- **Work to do**:
Look through the data below and work out how many lines contain the string "JSON". Give the number alone.

========

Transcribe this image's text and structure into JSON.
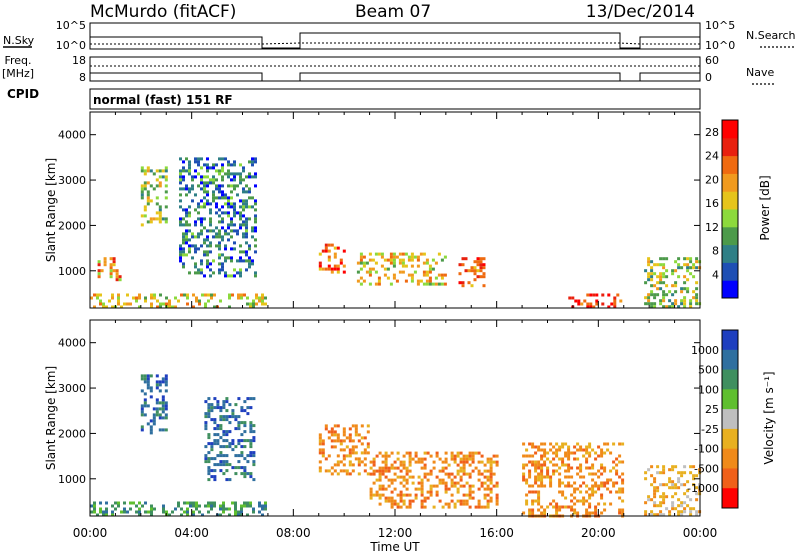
{
  "header": {
    "station": "McMurdo (fitACF)",
    "beam": "Beam 07",
    "date": "13/Dec/2014"
  },
  "panels": {
    "nsky_label": "N.Sky",
    "nsky_ticks": [
      "10^5",
      "10^0"
    ],
    "nsearch_label": "N.Search",
    "nsearch_ticks": [
      "10^5",
      "10^0"
    ],
    "freq_label_1": "Freq.",
    "freq_label_2": "[MHz]",
    "freq_ticks": [
      "18",
      "8"
    ],
    "nave_label": "Nave",
    "nave_ticks": [
      "60",
      "0"
    ],
    "cpid_label": "CPID",
    "cpid_value": "normal (fast) 151 RF"
  },
  "x_axis": {
    "label": "Time UT",
    "ticks": [
      "00:00",
      "04:00",
      "08:00",
      "12:00",
      "16:00",
      "20:00",
      "00:00"
    ]
  },
  "chart_data": [
    {
      "type": "heatmap",
      "name": "power",
      "ylabel": "Slant Range [km]",
      "yticks": [
        "1000",
        "2000",
        "3000",
        "4000"
      ],
      "ylim": [
        180,
        4500
      ],
      "xlim_hours": [
        0,
        24
      ],
      "colorbar_label": "Power [dB]",
      "colorbar_ticks": [
        "4",
        "8",
        "12",
        "16",
        "20",
        "24",
        "28"
      ],
      "colorbar_range": [
        0,
        30
      ],
      "colors": [
        "#0000ff",
        "#1e4fb4",
        "#2f7f86",
        "#4c9a4a",
        "#8cd93c",
        "#e6c41a",
        "#f19a1e",
        "#ef6a10",
        "#e8200e",
        "#ff0000"
      ],
      "data_gaps_hours": [
        [
          6.9,
          8.3
        ],
        [
          21.0,
          21.8
        ]
      ],
      "echo_regions": [
        {
          "t": [
            0.0,
            6.9
          ],
          "r": [
            180,
            500
          ],
          "level": 16
        },
        {
          "t": [
            0.3,
            1.2
          ],
          "r": [
            800,
            1300
          ],
          "level": 20
        },
        {
          "t": [
            2.0,
            3.0
          ],
          "r": [
            2000,
            3300
          ],
          "level": 12
        },
        {
          "t": [
            3.5,
            6.5
          ],
          "r": [
            900,
            3500
          ],
          "level": 8
        },
        {
          "t": [
            9.0,
            10.0
          ],
          "r": [
            1000,
            1600
          ],
          "level": 24
        },
        {
          "t": [
            10.5,
            14.0
          ],
          "r": [
            700,
            1400
          ],
          "level": 16
        },
        {
          "t": [
            14.5,
            15.5
          ],
          "r": [
            700,
            1300
          ],
          "level": 24
        },
        {
          "t": [
            18.7,
            20.9
          ],
          "r": [
            200,
            500
          ],
          "level": 28
        },
        {
          "t": [
            21.8,
            24.0
          ],
          "r": [
            200,
            1300
          ],
          "level": 12
        }
      ]
    },
    {
      "type": "heatmap",
      "name": "velocity",
      "ylabel": "Slant Range [km]",
      "yticks": [
        "1000",
        "2000",
        "3000",
        "4000"
      ],
      "ylim": [
        180,
        4500
      ],
      "xlim_hours": [
        0,
        24
      ],
      "colorbar_label": "Velocity [m s⁻¹]",
      "colorbar_ticks": [
        "1000",
        "500",
        "100",
        "25",
        "-25",
        "-100",
        "-500",
        "-1000"
      ],
      "colors": [
        "#1f3fbf",
        "#2f6f9f",
        "#3f8f5f",
        "#5fbf2f",
        "#bfbfbf",
        "#e8b020",
        "#f08a1a",
        "#f0601a",
        "#ff0000"
      ],
      "data_gaps_hours": [
        [
          6.9,
          8.3
        ],
        [
          21.0,
          21.8
        ]
      ],
      "echo_regions": [
        {
          "t": [
            0.0,
            6.9
          ],
          "r": [
            180,
            500
          ],
          "v": 100
        },
        {
          "t": [
            2.0,
            3.0
          ],
          "r": [
            2000,
            3300
          ],
          "v": 500
        },
        {
          "t": [
            4.5,
            6.5
          ],
          "r": [
            1000,
            2800
          ],
          "v": 500
        },
        {
          "t": [
            9.0,
            11.0
          ],
          "r": [
            1100,
            2200
          ],
          "v": -500
        },
        {
          "t": [
            11.0,
            16.0
          ],
          "r": [
            400,
            1600
          ],
          "v": -500
        },
        {
          "t": [
            17.0,
            20.9
          ],
          "r": [
            200,
            1800
          ],
          "v": -500
        },
        {
          "t": [
            21.8,
            24.0
          ],
          "r": [
            200,
            1300
          ],
          "v": -100
        }
      ]
    }
  ]
}
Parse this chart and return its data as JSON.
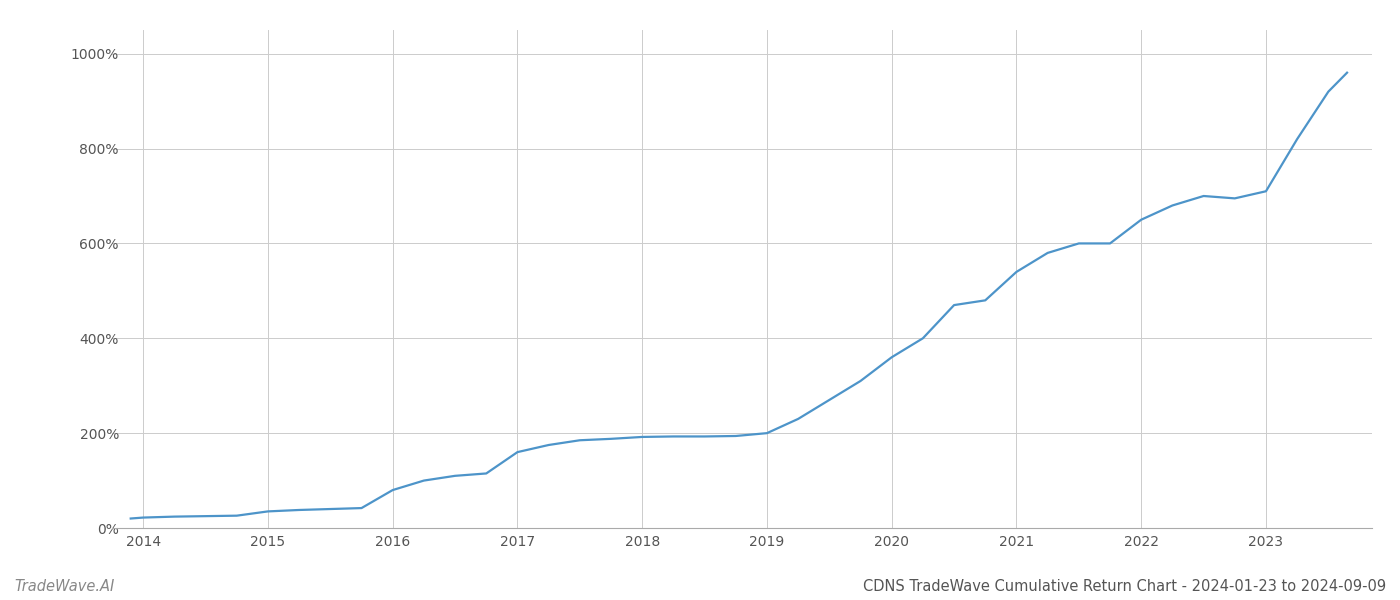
{
  "title": "CDNS TradeWave Cumulative Return Chart - 2024-01-23 to 2024-09-09",
  "watermark": "TradeWave.AI",
  "line_color": "#4d94c9",
  "background_color": "#ffffff",
  "grid_color": "#cccccc",
  "years": [
    2014,
    2015,
    2016,
    2017,
    2018,
    2019,
    2020,
    2021,
    2022,
    2023
  ],
  "x_values": [
    2013.9,
    2014.0,
    2014.25,
    2014.5,
    2014.75,
    2015.0,
    2015.25,
    2015.5,
    2015.75,
    2016.0,
    2016.25,
    2016.5,
    2016.75,
    2017.0,
    2017.25,
    2017.5,
    2017.75,
    2018.0,
    2018.25,
    2018.5,
    2018.75,
    2019.0,
    2019.25,
    2019.5,
    2019.75,
    2020.0,
    2020.25,
    2020.5,
    2020.75,
    2021.0,
    2021.25,
    2021.5,
    2021.75,
    2022.0,
    2022.25,
    2022.5,
    2022.75,
    2023.0,
    2023.25,
    2023.5,
    2023.65
  ],
  "y_values": [
    20,
    22,
    24,
    25,
    26,
    35,
    38,
    40,
    42,
    80,
    100,
    110,
    115,
    160,
    175,
    185,
    188,
    192,
    193,
    193,
    194,
    200,
    230,
    270,
    310,
    360,
    400,
    470,
    480,
    540,
    580,
    600,
    600,
    650,
    680,
    700,
    695,
    710,
    820,
    920,
    960
  ],
  "ylim": [
    0,
    1050
  ],
  "yticks": [
    0,
    200,
    400,
    600,
    800,
    1000
  ],
  "xlim": [
    2013.75,
    2023.85
  ],
  "title_fontsize": 10.5,
  "watermark_fontsize": 10.5,
  "axis_fontsize": 10,
  "line_width": 1.6
}
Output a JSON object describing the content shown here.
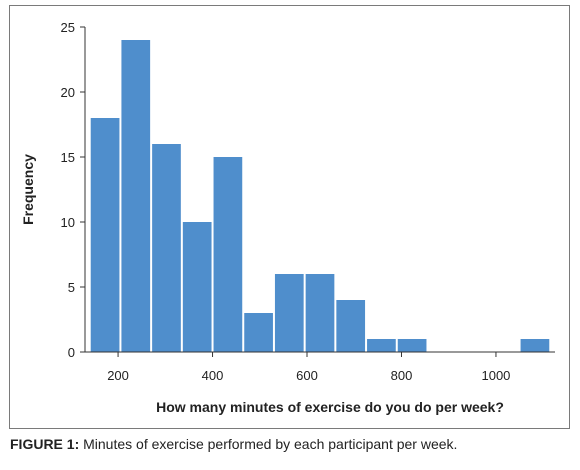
{
  "chart_data": {
    "type": "bar",
    "title": "",
    "xlabel": "How many minutes of exercise do you do per week?",
    "ylabel": "Frequency",
    "bin_width": 65,
    "bins": [
      {
        "start": 140,
        "end": 205,
        "value": 18
      },
      {
        "start": 205,
        "end": 270,
        "value": 24
      },
      {
        "start": 270,
        "end": 335,
        "value": 16
      },
      {
        "start": 335,
        "end": 400,
        "value": 10
      },
      {
        "start": 400,
        "end": 465,
        "value": 15
      },
      {
        "start": 465,
        "end": 530,
        "value": 3
      },
      {
        "start": 530,
        "end": 595,
        "value": 6
      },
      {
        "start": 595,
        "end": 660,
        "value": 6
      },
      {
        "start": 660,
        "end": 725,
        "value": 4
      },
      {
        "start": 725,
        "end": 790,
        "value": 1
      },
      {
        "start": 790,
        "end": 855,
        "value": 1
      },
      {
        "start": 855,
        "end": 920,
        "value": 0
      },
      {
        "start": 920,
        "end": 985,
        "value": 0
      },
      {
        "start": 985,
        "end": 1050,
        "value": 0
      },
      {
        "start": 1050,
        "end": 1115,
        "value": 1
      }
    ],
    "xlim": [
      130,
      1125
    ],
    "ylim": [
      0,
      25
    ],
    "xticks": [
      200,
      400,
      600,
      800,
      1000
    ],
    "yticks": [
      0,
      5,
      10,
      15,
      20,
      25
    ],
    "bar_color": "#4f8ecc",
    "grid": false
  },
  "caption": {
    "label": "FIGURE 1:",
    "text": " Minutes of exercise performed by each participant per week."
  }
}
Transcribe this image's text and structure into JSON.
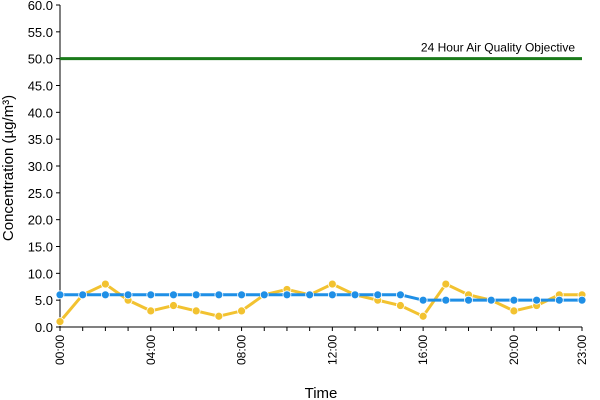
{
  "chart_data": {
    "type": "line",
    "xlabel": "Time",
    "ylabel": "Concentration (µg/m³)",
    "ylim": [
      0,
      60
    ],
    "yticks": [
      "0.0",
      "5.0",
      "10.0",
      "15.0",
      "20.0",
      "25.0",
      "30.0",
      "35.0",
      "40.0",
      "45.0",
      "50.0",
      "55.0",
      "60.0"
    ],
    "x": [
      0,
      1,
      2,
      3,
      4,
      5,
      6,
      7,
      8,
      9,
      10,
      11,
      12,
      13,
      14,
      15,
      16,
      17,
      18,
      19,
      20,
      21,
      22,
      23
    ],
    "xticks": [
      {
        "x": 0,
        "label": "00:00"
      },
      {
        "x": 4,
        "label": "04:00"
      },
      {
        "x": 8,
        "label": "08:00"
      },
      {
        "x": 12,
        "label": "12:00"
      },
      {
        "x": 16,
        "label": "16:00"
      },
      {
        "x": 20,
        "label": "20:00"
      },
      {
        "x": 23,
        "label": "23:00"
      }
    ],
    "series": [
      {
        "color": "#f2c230",
        "marker_color": "#f2c230",
        "values": [
          1,
          6,
          8,
          5,
          3,
          4,
          3,
          2,
          3,
          6,
          7,
          6,
          8,
          6,
          5,
          4,
          2,
          8,
          6,
          5,
          3,
          4,
          6,
          6
        ]
      },
      {
        "color": "#1f8fe6",
        "marker_color": "#1f8fe6",
        "values": [
          6,
          6,
          6,
          6,
          6,
          6,
          6,
          6,
          6,
          6,
          6,
          6,
          6,
          6,
          6,
          6,
          5,
          5,
          5,
          5,
          5,
          5,
          5,
          5
        ]
      }
    ],
    "objective": {
      "value": 50,
      "label": "24 Hour Air Quality Objective",
      "color": "#1a7a1a"
    },
    "grid": false
  }
}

========

- **Result**:
4